Data records:
---

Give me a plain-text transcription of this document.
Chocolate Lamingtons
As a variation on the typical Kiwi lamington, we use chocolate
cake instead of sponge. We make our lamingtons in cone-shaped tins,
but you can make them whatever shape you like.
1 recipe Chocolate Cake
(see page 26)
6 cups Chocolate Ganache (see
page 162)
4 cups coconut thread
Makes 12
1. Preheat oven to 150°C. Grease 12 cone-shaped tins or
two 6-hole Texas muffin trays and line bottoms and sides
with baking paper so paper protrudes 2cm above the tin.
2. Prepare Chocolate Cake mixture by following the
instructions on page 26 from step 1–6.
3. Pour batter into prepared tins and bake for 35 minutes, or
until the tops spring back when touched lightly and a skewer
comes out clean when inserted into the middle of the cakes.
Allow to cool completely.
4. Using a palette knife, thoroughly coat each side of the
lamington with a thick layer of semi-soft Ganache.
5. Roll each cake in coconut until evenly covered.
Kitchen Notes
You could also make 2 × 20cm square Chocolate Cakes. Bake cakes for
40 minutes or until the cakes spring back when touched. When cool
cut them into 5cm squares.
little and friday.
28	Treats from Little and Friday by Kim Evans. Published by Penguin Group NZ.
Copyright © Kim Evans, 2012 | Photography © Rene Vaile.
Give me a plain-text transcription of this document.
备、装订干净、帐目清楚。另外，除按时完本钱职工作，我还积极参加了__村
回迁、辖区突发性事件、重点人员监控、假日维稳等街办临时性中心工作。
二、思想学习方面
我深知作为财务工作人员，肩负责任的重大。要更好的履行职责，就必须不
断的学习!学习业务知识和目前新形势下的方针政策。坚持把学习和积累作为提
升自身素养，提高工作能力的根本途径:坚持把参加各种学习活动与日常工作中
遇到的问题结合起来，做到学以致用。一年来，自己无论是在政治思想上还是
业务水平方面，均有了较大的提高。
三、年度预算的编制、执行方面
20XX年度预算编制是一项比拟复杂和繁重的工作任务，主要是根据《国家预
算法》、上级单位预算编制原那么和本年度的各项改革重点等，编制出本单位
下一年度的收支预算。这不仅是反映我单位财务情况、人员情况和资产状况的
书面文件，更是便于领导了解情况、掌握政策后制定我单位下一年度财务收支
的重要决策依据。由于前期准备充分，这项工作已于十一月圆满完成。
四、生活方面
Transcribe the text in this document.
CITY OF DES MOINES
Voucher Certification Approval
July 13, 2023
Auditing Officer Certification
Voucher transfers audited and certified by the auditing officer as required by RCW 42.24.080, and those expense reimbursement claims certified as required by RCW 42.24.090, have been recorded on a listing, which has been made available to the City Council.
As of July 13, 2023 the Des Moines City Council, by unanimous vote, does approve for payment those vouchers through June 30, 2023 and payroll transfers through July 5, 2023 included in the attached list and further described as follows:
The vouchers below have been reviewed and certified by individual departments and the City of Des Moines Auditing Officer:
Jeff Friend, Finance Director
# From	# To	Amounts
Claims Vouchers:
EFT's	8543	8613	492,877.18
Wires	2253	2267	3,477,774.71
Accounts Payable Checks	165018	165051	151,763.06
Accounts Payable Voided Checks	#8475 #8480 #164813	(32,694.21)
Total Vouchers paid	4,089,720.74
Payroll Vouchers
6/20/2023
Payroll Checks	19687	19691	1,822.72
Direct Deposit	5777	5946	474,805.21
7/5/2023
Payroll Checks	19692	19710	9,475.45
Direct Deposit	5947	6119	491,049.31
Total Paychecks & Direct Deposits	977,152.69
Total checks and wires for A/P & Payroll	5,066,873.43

---

Work to do → Find each line in the records holding the string "Ganache" and show it.

Result →
6 cups Chocolate Ganache (see
lamington with a thick layer of semi-soft Ganache.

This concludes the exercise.